### Source passage
My Lover in Jamaica: How the Other Half Lived

Re-edit (13/10/17): My little fun incident while I was in Jamaica. The connection itself is not a significant one as the catchy title, but it inspired me consequential thinkings on the issue of equality.
        How the other half lived?
        People coming from a higher educational background similar to mine may seldom let this idea slip into their minds. We have been to universities and dubiously have a career or job trajectory. Many of us are aware of another half of world, a world where academic degrees are not guaranteed. Despite of the awareness, we may never feel how the other half of people actually live in their quotidien life. If poor students are subject to this bubbly reality, the people who drive luxurious cars are even further away to the bottom from the top.
         I have been reading reports on economic and social inequalities for some time. Nevertheless, it was not until a wee romance in Jamaica that triggered me to reflect ideas on the discrepancy of the world.

### Required tasks
**1.** Retype the section of the blog post about Jamaica starting at "How the other half lived?" and ending at "of the world.".
**2.** Answer these questions from the blog post about Jamaica:
(a) What date is given for the re-edit?
(b) In which country did the writer's small romance take place?
(c) What has the writer been reading for some time?
**3.** Continue the blog post about Jamaica from the point where it ends.

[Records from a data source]
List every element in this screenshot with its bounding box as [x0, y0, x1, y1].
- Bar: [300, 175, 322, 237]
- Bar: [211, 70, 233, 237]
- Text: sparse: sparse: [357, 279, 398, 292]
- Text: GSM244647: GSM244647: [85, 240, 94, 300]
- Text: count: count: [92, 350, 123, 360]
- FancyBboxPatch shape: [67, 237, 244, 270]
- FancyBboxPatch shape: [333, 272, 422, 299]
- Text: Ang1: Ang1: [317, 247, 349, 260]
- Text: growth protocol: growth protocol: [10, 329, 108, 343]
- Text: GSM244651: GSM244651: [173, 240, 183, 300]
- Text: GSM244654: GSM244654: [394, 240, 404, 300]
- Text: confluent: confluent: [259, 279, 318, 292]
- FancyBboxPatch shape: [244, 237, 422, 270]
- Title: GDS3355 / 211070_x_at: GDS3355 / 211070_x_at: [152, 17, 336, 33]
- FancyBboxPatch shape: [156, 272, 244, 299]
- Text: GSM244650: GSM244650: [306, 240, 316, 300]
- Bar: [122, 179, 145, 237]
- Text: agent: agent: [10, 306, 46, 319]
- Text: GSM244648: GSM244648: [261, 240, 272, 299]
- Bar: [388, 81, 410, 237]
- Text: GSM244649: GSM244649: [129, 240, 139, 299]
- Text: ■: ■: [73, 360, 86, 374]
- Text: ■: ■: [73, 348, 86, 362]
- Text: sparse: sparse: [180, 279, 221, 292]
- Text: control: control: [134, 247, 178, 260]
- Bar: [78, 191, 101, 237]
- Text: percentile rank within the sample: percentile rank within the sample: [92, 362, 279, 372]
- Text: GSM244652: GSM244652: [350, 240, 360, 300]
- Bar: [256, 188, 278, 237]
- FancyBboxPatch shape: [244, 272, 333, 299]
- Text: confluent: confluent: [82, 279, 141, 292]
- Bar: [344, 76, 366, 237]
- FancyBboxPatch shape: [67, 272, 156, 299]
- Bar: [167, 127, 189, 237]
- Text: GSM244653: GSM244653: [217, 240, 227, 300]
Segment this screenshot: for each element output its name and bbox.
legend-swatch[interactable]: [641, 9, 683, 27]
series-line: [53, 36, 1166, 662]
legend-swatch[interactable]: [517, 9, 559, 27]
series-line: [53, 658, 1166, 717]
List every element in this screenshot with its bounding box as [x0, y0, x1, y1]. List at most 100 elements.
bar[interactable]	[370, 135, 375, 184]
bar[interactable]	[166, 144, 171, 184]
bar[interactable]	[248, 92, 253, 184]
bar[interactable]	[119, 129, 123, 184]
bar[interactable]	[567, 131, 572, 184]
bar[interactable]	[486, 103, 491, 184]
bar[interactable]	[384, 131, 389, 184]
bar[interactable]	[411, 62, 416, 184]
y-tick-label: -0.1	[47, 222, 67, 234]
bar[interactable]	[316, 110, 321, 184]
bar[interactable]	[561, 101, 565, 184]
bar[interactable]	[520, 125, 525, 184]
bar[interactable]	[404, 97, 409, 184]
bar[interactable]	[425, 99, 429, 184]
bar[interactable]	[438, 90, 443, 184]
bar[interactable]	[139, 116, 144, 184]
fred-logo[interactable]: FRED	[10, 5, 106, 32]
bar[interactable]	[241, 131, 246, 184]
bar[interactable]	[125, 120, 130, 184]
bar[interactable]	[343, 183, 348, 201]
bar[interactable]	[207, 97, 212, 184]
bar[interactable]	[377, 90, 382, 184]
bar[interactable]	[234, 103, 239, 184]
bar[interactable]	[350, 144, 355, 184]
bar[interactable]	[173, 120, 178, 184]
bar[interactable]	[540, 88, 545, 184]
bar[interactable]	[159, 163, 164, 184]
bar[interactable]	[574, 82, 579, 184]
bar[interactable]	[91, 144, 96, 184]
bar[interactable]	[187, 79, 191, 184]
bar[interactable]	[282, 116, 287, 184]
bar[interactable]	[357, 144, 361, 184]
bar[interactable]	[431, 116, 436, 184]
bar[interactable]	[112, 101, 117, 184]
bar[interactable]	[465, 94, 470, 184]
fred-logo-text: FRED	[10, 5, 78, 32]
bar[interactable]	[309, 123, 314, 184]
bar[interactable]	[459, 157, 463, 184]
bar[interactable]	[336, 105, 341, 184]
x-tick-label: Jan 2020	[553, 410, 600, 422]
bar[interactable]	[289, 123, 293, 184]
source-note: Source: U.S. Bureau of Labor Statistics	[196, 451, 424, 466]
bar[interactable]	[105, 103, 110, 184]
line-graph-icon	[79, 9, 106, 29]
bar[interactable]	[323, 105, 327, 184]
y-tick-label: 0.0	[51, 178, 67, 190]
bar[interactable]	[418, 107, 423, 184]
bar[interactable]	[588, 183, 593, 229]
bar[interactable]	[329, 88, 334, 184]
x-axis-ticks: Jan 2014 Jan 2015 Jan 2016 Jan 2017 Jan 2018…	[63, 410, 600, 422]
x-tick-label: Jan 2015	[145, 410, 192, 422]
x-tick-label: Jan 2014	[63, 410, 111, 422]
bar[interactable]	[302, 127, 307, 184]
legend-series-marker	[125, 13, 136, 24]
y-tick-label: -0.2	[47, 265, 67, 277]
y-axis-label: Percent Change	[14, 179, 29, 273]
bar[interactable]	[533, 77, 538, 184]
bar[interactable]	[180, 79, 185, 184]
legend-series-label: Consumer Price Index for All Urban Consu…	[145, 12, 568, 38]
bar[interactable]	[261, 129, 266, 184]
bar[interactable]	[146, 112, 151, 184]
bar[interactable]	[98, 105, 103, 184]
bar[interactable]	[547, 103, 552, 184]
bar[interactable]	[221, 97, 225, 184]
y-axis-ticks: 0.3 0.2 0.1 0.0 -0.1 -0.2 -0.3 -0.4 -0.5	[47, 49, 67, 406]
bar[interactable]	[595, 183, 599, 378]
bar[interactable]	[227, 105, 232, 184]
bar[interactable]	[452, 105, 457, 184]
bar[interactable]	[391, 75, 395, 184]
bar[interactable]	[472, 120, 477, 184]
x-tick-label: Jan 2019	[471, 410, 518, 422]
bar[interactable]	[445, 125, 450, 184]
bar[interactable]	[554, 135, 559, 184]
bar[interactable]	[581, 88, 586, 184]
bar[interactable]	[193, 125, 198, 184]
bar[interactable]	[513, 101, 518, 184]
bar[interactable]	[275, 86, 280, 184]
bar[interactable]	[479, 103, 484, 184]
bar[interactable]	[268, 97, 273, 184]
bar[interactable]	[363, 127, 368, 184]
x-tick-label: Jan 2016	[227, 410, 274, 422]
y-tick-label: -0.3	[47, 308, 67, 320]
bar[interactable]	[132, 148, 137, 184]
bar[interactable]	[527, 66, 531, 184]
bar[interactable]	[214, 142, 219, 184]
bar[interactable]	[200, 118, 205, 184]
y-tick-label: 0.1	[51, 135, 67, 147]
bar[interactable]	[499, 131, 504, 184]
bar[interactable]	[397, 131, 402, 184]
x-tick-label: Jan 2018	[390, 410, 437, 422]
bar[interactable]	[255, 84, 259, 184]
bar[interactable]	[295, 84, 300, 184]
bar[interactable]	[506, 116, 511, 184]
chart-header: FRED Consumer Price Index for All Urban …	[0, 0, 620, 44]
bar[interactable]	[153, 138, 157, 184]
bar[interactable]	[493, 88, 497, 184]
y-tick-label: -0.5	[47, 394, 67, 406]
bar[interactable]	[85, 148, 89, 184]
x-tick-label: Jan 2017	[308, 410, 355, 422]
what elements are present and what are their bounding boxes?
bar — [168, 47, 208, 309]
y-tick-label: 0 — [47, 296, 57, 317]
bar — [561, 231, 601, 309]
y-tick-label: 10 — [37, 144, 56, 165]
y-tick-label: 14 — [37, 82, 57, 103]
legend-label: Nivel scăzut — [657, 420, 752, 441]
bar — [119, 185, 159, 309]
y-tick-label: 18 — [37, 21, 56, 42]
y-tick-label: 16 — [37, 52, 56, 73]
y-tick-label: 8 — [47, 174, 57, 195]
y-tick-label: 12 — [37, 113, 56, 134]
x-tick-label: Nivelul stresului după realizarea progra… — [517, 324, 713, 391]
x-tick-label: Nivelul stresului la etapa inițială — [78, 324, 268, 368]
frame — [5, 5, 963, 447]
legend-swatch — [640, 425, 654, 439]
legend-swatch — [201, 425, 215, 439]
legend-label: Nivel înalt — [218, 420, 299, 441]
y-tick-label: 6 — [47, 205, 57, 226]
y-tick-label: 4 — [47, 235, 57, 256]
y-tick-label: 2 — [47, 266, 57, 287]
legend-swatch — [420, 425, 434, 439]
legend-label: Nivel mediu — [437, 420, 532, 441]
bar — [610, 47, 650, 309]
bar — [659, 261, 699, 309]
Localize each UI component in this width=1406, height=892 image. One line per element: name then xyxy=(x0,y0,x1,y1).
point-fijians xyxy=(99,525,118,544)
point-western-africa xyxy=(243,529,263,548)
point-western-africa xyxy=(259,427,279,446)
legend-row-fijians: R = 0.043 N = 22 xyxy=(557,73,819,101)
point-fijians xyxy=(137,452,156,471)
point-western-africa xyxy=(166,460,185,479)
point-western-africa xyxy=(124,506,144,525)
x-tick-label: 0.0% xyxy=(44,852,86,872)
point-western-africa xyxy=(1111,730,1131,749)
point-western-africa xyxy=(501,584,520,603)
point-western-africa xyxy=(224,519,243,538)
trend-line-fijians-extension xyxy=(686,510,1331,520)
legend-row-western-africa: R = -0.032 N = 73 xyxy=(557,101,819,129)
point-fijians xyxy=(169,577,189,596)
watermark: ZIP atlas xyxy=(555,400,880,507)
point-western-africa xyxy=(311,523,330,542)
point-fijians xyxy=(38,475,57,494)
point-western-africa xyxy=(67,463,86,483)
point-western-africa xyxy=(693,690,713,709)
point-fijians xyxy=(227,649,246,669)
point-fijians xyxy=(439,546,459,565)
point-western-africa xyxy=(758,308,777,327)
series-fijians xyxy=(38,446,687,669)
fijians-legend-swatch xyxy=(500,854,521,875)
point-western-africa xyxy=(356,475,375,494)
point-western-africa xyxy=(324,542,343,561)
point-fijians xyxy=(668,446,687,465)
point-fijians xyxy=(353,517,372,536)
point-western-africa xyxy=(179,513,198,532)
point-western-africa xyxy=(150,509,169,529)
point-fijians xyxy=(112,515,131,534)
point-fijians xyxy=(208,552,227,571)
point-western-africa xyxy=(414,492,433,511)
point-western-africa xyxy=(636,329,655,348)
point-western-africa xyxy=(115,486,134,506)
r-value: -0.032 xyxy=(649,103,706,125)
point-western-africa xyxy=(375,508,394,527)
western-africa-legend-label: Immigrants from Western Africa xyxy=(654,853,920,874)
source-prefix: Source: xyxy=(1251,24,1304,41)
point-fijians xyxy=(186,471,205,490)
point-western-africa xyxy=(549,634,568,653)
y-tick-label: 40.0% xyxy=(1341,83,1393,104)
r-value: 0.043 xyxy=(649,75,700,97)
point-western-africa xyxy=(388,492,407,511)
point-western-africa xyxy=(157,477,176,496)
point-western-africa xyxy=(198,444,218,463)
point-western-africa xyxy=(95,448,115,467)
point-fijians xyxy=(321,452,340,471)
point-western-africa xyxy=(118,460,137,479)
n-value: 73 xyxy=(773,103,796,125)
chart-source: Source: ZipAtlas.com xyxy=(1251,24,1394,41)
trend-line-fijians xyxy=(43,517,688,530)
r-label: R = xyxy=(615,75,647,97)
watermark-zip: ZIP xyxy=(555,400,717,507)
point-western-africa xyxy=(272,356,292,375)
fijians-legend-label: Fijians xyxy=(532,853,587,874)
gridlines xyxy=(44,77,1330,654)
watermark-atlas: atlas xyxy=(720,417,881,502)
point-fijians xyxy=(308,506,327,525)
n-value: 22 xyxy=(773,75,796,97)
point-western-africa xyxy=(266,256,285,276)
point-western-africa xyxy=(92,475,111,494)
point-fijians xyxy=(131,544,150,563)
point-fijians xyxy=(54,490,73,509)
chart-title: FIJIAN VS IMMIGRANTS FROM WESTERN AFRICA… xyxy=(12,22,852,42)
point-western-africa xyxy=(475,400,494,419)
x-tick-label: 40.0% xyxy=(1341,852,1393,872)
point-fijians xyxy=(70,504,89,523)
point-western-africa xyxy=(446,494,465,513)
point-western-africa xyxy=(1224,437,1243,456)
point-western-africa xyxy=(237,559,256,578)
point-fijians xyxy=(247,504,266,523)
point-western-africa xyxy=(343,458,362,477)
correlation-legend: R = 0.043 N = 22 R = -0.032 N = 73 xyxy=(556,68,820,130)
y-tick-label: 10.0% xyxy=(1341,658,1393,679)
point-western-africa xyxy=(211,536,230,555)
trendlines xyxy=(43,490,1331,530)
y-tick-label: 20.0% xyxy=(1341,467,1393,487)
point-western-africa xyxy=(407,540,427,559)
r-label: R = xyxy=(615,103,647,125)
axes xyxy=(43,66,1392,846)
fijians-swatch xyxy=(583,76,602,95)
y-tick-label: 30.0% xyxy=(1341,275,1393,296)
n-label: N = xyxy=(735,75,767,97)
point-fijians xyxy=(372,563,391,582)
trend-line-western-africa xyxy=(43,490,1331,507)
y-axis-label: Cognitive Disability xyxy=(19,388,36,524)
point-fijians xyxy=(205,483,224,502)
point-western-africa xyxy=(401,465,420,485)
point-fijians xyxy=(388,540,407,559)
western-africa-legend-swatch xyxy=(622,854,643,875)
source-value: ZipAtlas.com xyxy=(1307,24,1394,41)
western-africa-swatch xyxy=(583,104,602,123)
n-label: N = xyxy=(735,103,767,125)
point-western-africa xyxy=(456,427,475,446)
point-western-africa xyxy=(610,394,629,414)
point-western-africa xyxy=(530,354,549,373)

### Responses to the tasks
**1.**
How the other half lived?
        People coming from a higher educational background similar to mine may seldom let this idea slip into their minds. We have been to universities and dubiously have a career or job trajectory. Many of us are aware of another half of world, a world where academic degrees are not guaranteed. Despite of the awareness, we may never feel how the other half of people actually live in their quotidien life. If poor students are subject to this bubbly reality, the people who drive luxurious cars are even further away to the bottom from the top.
         I have been reading reports on economic and social inequalities for some time. Nevertheless, it was not until a wee romance in Jamaica that triggered me to reflect ideas on the discrepancy of the world.

**2.**
(a) 13/10/17
(b) Jamaica
(c) Reports on economic and social inequalities

**3.**
         A keen surfing learner, I went to Portland, the non-touristy part of Jamaica, to hone my board-standing skills. Situated on the far side with 2 hour drive on the bumpy mountainous roads from the capital, Portland has beautiful natural landscapes and warm-hearted locals. Despite certain scam places howling for high prices, most of the places are family-run and offer meals at a reasonable $4 – 5 for lunch or dinner.
        During my two-day of visit to Boston Bay, where Jamaican surfers go capture the choppy waves, I acquainted my surf tutor and we hit off sparkles. In the beautiful blue setting, he taught me how to handle the wilderness of local waves. By the time I left,I had 2% of my heart left in the blue Boston Bay.
        We continued to talk via phones the following days. Through the phone calls, I came to understand how different our living standards are. Example: if I save a few meals and go out less, I could afford return tickets to Jamaica. However, for him, a few hundred dollars is life saving. He had a car he needed to fix at a few hundred dollar price, which would drastically change his life. With the functional car, he could drive clients and earn secondary income that could double his income. A return tickets to New York is unheard of, and to obtain a US visa is even a more remote affair to his routine.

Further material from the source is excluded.